━━ Entries ━━
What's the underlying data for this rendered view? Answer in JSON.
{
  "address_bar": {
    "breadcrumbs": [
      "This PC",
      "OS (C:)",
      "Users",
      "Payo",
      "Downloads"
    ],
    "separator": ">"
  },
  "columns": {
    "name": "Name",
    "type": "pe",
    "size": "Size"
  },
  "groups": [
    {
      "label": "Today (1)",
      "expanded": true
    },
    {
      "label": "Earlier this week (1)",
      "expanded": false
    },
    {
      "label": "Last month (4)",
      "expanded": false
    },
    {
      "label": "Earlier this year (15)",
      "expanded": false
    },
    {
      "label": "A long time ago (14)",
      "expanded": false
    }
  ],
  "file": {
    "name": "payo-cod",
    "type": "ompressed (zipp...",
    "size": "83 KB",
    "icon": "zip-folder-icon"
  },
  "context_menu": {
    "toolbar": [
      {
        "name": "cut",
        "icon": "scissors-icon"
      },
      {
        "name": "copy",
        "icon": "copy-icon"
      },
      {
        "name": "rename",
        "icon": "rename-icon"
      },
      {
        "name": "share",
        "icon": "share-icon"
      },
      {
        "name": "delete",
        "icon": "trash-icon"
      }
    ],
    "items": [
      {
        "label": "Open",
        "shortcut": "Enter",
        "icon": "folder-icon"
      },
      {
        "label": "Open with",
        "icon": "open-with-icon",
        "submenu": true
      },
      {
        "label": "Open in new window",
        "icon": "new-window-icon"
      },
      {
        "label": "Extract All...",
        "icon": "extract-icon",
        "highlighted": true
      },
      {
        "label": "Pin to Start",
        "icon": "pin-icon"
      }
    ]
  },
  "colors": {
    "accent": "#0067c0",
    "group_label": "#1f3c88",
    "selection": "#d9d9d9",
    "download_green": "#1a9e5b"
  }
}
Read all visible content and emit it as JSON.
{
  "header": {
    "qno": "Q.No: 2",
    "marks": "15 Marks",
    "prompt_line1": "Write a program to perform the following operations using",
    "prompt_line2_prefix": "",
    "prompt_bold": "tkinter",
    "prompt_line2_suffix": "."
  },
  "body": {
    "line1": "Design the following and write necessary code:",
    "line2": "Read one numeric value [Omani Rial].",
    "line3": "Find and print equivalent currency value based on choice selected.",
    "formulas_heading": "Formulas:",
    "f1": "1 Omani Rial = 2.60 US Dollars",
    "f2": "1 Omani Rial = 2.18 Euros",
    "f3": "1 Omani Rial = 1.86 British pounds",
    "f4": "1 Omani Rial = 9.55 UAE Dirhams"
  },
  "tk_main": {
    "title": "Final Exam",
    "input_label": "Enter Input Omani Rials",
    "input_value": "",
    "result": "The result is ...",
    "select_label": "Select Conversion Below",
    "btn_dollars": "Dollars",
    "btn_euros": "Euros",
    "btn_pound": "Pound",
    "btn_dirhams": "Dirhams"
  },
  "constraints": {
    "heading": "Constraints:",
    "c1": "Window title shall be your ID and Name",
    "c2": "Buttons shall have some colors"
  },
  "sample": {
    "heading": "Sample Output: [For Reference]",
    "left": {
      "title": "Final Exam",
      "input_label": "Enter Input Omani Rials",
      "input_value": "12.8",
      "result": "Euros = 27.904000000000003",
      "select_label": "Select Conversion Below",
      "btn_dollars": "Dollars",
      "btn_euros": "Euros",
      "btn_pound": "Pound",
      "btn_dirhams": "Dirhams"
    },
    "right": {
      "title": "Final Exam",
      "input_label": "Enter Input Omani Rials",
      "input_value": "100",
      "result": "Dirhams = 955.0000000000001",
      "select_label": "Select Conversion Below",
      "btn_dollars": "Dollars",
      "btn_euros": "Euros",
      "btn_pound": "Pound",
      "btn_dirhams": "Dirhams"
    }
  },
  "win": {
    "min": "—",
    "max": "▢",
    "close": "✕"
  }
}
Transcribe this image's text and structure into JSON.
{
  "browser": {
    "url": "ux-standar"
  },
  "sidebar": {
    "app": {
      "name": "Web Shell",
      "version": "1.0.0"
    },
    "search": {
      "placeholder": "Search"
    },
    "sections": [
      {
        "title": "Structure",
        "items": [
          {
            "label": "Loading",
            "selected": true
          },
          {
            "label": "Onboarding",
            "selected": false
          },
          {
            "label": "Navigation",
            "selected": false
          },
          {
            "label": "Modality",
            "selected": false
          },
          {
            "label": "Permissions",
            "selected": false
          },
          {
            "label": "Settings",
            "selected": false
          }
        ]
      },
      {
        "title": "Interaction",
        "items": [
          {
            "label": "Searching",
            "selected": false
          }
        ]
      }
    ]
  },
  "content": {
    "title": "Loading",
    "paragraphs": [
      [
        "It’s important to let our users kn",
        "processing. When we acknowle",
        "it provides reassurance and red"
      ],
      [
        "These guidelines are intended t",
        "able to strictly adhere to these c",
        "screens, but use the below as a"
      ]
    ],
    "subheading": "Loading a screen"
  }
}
━━━
* **Your goal**:
Take every line from the data that contains the word "colors".

* **Reply to the exercise**:
  "colors": {
    "c2": "Buttons shall have some colors"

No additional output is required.